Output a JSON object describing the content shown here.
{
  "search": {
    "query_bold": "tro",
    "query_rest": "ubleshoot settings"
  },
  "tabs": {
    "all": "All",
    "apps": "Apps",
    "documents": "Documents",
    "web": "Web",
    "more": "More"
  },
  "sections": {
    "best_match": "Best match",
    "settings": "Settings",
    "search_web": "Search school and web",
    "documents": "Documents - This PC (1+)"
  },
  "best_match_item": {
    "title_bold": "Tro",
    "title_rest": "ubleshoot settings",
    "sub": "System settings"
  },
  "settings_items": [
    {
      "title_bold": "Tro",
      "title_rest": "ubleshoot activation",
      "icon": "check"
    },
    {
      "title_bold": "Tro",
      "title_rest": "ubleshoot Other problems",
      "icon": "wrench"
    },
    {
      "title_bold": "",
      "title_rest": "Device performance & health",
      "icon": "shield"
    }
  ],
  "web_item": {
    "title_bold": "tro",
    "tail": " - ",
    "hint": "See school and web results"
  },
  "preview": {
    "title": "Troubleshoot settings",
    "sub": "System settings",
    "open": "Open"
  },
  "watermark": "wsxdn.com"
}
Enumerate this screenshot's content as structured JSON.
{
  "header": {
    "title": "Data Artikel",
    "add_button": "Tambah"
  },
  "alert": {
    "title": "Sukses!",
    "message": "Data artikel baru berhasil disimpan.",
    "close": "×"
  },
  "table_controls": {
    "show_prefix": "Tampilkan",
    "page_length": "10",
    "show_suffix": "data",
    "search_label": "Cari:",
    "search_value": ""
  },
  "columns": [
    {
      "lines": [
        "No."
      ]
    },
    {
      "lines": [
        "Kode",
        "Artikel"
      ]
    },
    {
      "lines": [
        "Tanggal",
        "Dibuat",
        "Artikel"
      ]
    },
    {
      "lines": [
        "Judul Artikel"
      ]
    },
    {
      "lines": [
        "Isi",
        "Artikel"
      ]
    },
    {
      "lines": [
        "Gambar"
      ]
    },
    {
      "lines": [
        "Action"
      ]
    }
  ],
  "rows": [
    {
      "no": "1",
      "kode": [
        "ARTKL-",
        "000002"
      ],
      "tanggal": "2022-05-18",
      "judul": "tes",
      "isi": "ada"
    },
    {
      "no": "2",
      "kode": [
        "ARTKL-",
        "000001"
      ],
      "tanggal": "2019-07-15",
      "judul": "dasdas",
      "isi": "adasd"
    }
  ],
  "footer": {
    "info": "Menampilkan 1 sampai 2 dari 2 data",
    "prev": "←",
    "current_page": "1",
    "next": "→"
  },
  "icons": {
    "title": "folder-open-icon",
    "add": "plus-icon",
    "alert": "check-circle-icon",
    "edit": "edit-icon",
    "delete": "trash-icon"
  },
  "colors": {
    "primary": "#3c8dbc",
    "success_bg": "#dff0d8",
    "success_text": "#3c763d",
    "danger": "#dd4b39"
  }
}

Exercise objective
Each line of the material above needs to be quoted exactly, please.

Solution below
Output a JSON object describing the content shown here.
{
  "search": {
    "query_bold": "tro",
    "query_rest": "ubleshoot settings"
  },
  "tabs": {
    "all": "All",
    "apps": "Apps",
    "documents": "Documents",
    "web": "Web",
    "more": "More"
  },
  "sections": {
    "best_match": "Best match",
    "settings": "Settings",
    "search_web": "Search school and web",
    "documents": "Documents - This PC (1+)"
  },
  "best_match_item": {
    "title_bold": "Tro",
    "title_rest": "ubleshoot settings",
    "sub": "System settings"
  },
  "settings_items": [
    {
      "title_bold": "Tro",
      "title_rest": "ubleshoot activation",
      "icon": "check"
    },
    {
      "title_bold": "Tro",
      "title_rest": "ubleshoot Other problems",
      "icon": "wrench"
    },
    {
      "title_bold": "",
      "title_rest": "Device performance & health",
      "icon": "shield"
    }
  ],
  "web_item": {
    "title_bold": "tro",
    "tail": " - ",
    "hint": "See school and web results"
  },
  "preview": {
    "title": "Troubleshoot settings",
    "sub": "System settings",
    "open": "Open"
  },
  "watermark": "wsxdn.com"
}
Enumerate this screenshot's content as structured JSON.
{
  "header": {
    "title": "Data Artikel",
    "add_button": "Tambah"
  },
  "alert": {
    "title": "Sukses!",
    "message": "Data artikel baru berhasil disimpan.",
    "close": "×"
  },
  "table_controls": {
    "show_prefix": "Tampilkan",
    "page_length": "10",
    "show_suffix": "data",
    "search_label": "Cari:",
    "search_value": ""
  },
  "columns": [
    {
      "lines": [
        "No."
      ]
    },
    {
      "lines": [
        "Kode",
        "Artikel"
      ]
    },
    {
      "lines": [
        "Tanggal",
        "Dibuat",
        "Artikel"
      ]
    },
    {
      "lines": [
        "Judul Artikel"
      ]
    },
    {
      "lines": [
        "Isi",
        "Artikel"
      ]
    },
    {
      "lines": [
        "Gambar"
      ]
    },
    {
      "lines": [
        "Action"
      ]
    }
  ],
  "rows": [
    {
      "no": "1",
      "kode": [
        "ARTKL-",
        "000002"
      ],
      "tanggal": "2022-05-18",
      "judul": "tes",
      "isi": "ada"
    },
    {
      "no": "2",
      "kode": [
        "ARTKL-",
        "000001"
      ],
      "tanggal": "2019-07-15",
      "judul": "dasdas",
      "isi": "adasd"
    }
  ],
  "footer": {
    "info": "Menampilkan 1 sampai 2 dari 2 data",
    "prev": "←",
    "current_page": "1",
    "next": "→"
  },
  "icons": {
    "title": "folder-open-icon",
    "add": "plus-icon",
    "alert": "check-circle-icon",
    "edit": "edit-icon",
    "delete": "trash-icon"
  },
  "colors": {
    "primary": "#3c8dbc",
    "success_bg": "#dff0d8",
    "success_text": "#3c763d",
    "danger": "#dd4b39"
  }
}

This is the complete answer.